§ SHORT TASK:
Determine the number of lines in these entries that hold the word "QNAP". Give the number and nothing more.
— Begin —
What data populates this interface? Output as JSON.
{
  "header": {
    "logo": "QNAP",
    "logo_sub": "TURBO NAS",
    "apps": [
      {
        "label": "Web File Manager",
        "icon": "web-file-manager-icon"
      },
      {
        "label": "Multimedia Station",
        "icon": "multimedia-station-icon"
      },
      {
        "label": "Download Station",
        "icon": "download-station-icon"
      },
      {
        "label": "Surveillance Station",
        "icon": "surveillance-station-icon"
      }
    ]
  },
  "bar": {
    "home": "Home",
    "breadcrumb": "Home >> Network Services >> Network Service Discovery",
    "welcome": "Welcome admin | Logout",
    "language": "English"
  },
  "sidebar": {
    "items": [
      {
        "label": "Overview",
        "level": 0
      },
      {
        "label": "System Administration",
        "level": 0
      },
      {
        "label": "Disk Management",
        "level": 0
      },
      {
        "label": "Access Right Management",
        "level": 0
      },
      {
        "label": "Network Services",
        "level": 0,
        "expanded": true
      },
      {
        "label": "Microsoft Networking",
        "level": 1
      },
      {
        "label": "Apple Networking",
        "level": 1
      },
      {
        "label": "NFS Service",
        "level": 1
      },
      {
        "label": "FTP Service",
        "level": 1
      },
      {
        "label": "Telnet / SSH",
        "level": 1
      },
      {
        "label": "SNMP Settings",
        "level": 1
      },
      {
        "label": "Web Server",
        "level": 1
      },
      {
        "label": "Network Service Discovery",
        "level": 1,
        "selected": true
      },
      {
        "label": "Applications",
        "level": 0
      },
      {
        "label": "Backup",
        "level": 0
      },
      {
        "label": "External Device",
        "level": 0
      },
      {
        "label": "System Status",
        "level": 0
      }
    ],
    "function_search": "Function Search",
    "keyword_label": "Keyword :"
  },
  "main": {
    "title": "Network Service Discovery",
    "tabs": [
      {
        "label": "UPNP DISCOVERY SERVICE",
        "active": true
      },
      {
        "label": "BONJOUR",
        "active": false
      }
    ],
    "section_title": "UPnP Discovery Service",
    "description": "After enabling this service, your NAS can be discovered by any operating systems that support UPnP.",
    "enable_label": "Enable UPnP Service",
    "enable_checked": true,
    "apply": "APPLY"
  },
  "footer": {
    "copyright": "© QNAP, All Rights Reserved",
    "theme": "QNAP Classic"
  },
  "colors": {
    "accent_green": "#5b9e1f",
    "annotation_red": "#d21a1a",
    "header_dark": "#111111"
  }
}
— End —
§ FULL RESPONSE:
3